── Supplied records

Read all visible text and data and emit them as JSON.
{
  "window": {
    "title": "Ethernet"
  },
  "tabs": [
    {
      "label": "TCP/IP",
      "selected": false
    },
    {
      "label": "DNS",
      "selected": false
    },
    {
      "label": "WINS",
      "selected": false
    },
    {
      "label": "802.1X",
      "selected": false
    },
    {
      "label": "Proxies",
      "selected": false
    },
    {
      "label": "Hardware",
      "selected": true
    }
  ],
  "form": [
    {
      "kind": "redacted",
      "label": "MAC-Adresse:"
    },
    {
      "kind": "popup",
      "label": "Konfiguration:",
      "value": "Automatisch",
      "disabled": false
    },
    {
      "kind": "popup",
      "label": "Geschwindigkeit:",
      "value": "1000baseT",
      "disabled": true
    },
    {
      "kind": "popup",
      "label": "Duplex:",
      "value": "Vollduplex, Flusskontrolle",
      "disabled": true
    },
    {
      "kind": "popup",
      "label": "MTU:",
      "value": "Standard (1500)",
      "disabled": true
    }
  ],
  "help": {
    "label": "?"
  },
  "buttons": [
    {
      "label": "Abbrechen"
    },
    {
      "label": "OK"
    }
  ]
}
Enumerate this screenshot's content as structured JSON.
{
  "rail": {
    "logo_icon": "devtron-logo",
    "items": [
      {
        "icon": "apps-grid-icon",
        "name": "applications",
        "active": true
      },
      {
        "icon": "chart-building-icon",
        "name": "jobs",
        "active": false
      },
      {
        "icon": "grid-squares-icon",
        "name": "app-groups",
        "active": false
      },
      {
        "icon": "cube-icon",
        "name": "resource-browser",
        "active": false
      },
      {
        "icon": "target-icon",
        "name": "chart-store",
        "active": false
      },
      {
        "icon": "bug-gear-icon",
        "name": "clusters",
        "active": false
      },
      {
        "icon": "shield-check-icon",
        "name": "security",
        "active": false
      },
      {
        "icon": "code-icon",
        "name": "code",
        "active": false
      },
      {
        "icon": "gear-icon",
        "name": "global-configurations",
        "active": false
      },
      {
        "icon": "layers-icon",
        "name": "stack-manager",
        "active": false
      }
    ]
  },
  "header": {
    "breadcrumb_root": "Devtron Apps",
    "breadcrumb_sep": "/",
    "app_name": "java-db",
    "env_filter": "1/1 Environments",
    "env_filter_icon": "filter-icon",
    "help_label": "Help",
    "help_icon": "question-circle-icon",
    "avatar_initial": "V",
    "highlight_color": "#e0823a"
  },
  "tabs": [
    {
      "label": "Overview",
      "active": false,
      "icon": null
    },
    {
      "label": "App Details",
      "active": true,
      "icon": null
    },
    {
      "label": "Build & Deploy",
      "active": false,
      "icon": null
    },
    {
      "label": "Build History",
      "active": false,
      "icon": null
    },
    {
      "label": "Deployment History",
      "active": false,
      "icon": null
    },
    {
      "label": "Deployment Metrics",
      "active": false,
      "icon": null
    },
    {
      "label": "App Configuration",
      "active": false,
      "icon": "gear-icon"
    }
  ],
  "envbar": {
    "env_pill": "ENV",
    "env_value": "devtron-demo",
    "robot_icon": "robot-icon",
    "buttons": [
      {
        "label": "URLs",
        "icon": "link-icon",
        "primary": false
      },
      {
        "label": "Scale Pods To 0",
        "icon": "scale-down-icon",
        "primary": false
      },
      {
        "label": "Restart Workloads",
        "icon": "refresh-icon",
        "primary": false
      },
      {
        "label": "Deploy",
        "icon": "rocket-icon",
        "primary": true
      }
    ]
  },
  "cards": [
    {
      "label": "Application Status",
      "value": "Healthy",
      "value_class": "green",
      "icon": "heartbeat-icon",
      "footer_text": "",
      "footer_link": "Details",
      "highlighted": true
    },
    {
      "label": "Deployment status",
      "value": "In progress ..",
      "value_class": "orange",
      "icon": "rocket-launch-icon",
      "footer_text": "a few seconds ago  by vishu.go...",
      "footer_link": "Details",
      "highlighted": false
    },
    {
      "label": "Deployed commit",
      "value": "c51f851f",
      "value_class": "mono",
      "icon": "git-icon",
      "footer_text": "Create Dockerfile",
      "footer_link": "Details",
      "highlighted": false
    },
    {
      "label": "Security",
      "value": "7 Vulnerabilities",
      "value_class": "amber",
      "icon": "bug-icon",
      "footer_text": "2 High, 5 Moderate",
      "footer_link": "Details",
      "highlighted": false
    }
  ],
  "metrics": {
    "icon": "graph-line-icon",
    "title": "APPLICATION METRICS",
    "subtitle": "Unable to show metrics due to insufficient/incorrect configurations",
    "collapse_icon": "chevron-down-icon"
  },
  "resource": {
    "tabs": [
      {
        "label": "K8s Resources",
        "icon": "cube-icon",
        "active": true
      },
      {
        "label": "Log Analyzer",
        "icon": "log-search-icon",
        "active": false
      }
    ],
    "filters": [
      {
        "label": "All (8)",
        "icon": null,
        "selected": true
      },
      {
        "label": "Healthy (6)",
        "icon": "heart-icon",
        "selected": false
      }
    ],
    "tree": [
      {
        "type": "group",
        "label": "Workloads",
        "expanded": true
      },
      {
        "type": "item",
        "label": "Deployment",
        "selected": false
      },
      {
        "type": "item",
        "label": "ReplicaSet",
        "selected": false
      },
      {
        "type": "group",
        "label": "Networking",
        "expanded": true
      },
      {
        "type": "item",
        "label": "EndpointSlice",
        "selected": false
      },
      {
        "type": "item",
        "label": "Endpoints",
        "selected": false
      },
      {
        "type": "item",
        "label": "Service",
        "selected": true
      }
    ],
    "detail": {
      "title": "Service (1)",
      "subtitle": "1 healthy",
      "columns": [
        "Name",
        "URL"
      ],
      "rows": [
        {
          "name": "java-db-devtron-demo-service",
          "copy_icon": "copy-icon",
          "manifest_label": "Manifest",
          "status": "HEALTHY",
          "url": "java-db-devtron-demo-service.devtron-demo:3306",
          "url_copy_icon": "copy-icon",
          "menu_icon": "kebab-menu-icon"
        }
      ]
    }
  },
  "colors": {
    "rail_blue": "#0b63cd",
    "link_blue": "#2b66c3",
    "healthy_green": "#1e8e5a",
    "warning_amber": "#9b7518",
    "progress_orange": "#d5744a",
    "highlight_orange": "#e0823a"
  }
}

────

*Stated problem:* Reproduce the records word for word.

*Solution to the exercise:*
Read all visible text and data and emit them as JSON.
{
  "window": {
    "title": "Ethernet"
  },
  "tabs": [
    {
      "label": "TCP/IP",
      "selected": false
    },
    {
      "label": "DNS",
      "selected": false
    },
    {
      "label": "WINS",
      "selected": false
    },
    {
      "label": "802.1X",
      "selected": false
    },
    {
      "label": "Proxies",
      "selected": false
    },
    {
      "label": "Hardware",
      "selected": true
    }
  ],
  "form": [
    {
      "kind": "redacted",
      "label": "MAC-Adresse:"
    },
    {
      "kind": "popup",
      "label": "Konfiguration:",
      "value": "Automatisch",
      "disabled": false
    },
    {
      "kind": "popup",
      "label": "Geschwindigkeit:",
      "value": "1000baseT",
      "disabled": true
    },
    {
      "kind": "popup",
      "label": "Duplex:",
      "value": "Vollduplex, Flusskontrolle",
      "disabled": true
    },
    {
      "kind": "popup",
      "label": "MTU:",
      "value": "Standard (1500)",
      "disabled": true
    }
  ],
  "help": {
    "label": "?"
  },
  "buttons": [
    {
      "label": "Abbrechen"
    },
    {
      "label": "OK"
    }
  ]
}
Enumerate this screenshot's content as structured JSON.
{
  "rail": {
    "logo_icon": "devtron-logo",
    "items": [
      {
        "icon": "apps-grid-icon",
        "name": "applications",
        "active": true
      },
      {
        "icon": "chart-building-icon",
        "name": "jobs",
        "active": false
      },
      {
        "icon": "grid-squares-icon",
        "name": "app-groups",
        "active": false
      },
      {
        "icon": "cube-icon",
        "name": "resource-browser",
        "active": false
      },
      {
        "icon": "target-icon",
        "name": "chart-store",
        "active": false
      },
      {
        "icon": "bug-gear-icon",
        "name": "clusters",
        "active": false
      },
      {
        "icon": "shield-check-icon",
        "name": "security",
        "active": false
      },
      {
        "icon": "code-icon",
        "name": "code",
        "active": false
      },
      {
        "icon": "gear-icon",
        "name": "global-configurations",
        "active": false
      },
      {
        "icon": "layers-icon",
        "name": "stack-manager",
        "active": false
      }
    ]
  },
  "header": {
    "breadcrumb_root": "Devtron Apps",
    "breadcrumb_sep": "/",
    "app_name": "java-db",
    "env_filter": "1/1 Environments",
    "env_filter_icon": "filter-icon",
    "help_label": "Help",
    "help_icon": "question-circle-icon",
    "avatar_initial": "V",
    "highlight_color": "#e0823a"
  },
  "tabs": [
    {
      "label": "Overview",
      "active": false,
      "icon": null
    },
    {
      "label": "App Details",
      "active": true,
      "icon": null
    },
    {
      "label": "Build & Deploy",
      "active": false,
      "icon": null
    },
    {
      "label": "Build History",
      "active": false,
      "icon": null
    },
    {
      "label": "Deployment History",
      "active": false,
      "icon": null
    },
    {
      "label": "Deployment Metrics",
      "active": false,
      "icon": null
    },
    {
      "label": "App Configuration",
      "active": false,
      "icon": "gear-icon"
    }
  ],
  "envbar": {
    "env_pill": "ENV",
    "env_value": "devtron-demo",
    "robot_icon": "robot-icon",
    "buttons": [
      {
        "label": "URLs",
        "icon": "link-icon",
        "primary": false
      },
      {
        "label": "Scale Pods To 0",
        "icon": "scale-down-icon",
        "primary": false
      },
      {
        "label": "Restart Workloads",
        "icon": "refresh-icon",
        "primary": false
      },
      {
        "label": "Deploy",
        "icon": "rocket-icon",
        "primary": true
      }
    ]
  },
  "cards": [
    {
      "label": "Application Status",
      "value": "Healthy",
      "value_class": "green",
      "icon": "heartbeat-icon",
      "footer_text": "",
      "footer_link": "Details",
      "highlighted": true
    },
    {
      "label": "Deployment status",
      "value": "In progress ..",
      "value_class": "orange",
      "icon": "rocket-launch-icon",
      "footer_text": "a few seconds ago  by vishu.go...",
      "footer_link": "Details",
      "highlighted": false
    },
    {
      "label": "Deployed commit",
      "value": "c51f851f",
      "value_class": "mono",
      "icon": "git-icon",
      "footer_text": "Create Dockerfile",
      "footer_link": "Details",
      "highlighted": false
    },
    {
      "label": "Security",
      "value": "7 Vulnerabilities",
      "value_class": "amber",
      "icon": "bug-icon",
      "footer_text": "2 High, 5 Moderate",
      "footer_link": "Details",
      "highlighted": false
    }
  ],
  "metrics": {
    "icon": "graph-line-icon",
    "title": "APPLICATION METRICS",
    "subtitle": "Unable to show metrics due to insufficient/incorrect configurations",
    "collapse_icon": "chevron-down-icon"
  },
  "resource": {
    "tabs": [
      {
        "label": "K8s Resources",
        "icon": "cube-icon",
        "active": true
      },
      {
        "label": "Log Analyzer",
        "icon": "log-search-icon",
        "active": false
      }
    ],
    "filters": [
      {
        "label": "All (8)",
        "icon": null,
        "selected": true
      },
      {
        "label": "Healthy (6)",
        "icon": "heart-icon",
        "selected": false
      }
    ],
    "tree": [
      {
        "type": "group",
        "label": "Workloads",
        "expanded": true
      },
      {
        "type": "item",
        "label": "Deployment",
        "selected": false
      },
      {
        "type": "item",
        "label": "ReplicaSet",
        "selected": false
      },
      {
        "type": "group",
        "label": "Networking",
        "expanded": true
      },
      {
        "type": "item",
        "label": "EndpointSlice",
        "selected": false
      },
      {
        "type": "item",
        "label": "Endpoints",
        "selected": false
      },
      {
        "type": "item",
        "label": "Service",
        "selected": true
      }
    ],
    "detail": {
      "title": "Service (1)",
      "subtitle": "1 healthy",
      "columns": [
        "Name",
        "URL"
      ],
      "rows": [
        {
          "name": "java-db-devtron-demo-service",
          "copy_icon": "copy-icon",
          "manifest_label": "Manifest",
          "status": "HEALTHY",
          "url": "java-db-devtron-demo-service.devtron-demo:3306",
          "url_copy_icon": "copy-icon",
          "menu_icon": "kebab-menu-icon"
        }
      ]
    }
  },
  "colors": {
    "rail_blue": "#0b63cd",
    "link_blue": "#2b66c3",
    "healthy_green": "#1e8e5a",
    "warning_amber": "#9b7518",
    "progress_orange": "#d5744a",
    "highlight_orange": "#e0823a"
  }
}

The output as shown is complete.